# [THE REQUEST]
In the material below, find all lines with the string "placeholder" and copy them.
·····
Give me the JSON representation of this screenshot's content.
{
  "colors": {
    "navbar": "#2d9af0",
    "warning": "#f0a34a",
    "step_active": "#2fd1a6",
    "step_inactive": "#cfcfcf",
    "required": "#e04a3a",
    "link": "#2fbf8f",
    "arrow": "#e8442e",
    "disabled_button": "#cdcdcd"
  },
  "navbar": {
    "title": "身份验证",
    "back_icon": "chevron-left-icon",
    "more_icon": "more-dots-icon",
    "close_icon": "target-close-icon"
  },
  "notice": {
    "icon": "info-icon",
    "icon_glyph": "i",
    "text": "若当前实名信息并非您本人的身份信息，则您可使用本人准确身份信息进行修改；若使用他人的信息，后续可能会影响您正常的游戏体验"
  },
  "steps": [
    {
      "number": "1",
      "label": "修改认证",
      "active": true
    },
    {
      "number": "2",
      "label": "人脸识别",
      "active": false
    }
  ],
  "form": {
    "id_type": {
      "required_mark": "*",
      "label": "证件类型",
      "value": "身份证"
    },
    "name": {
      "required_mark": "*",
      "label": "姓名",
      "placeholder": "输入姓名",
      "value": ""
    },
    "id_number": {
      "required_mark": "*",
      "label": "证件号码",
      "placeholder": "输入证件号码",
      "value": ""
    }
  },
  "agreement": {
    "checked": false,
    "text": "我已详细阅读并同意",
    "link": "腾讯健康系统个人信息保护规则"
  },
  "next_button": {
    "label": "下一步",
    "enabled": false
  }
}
·····
# [SOLVED PROBLEM]
      "placeholder": "输入姓名",
      "placeholder": "输入证件号码",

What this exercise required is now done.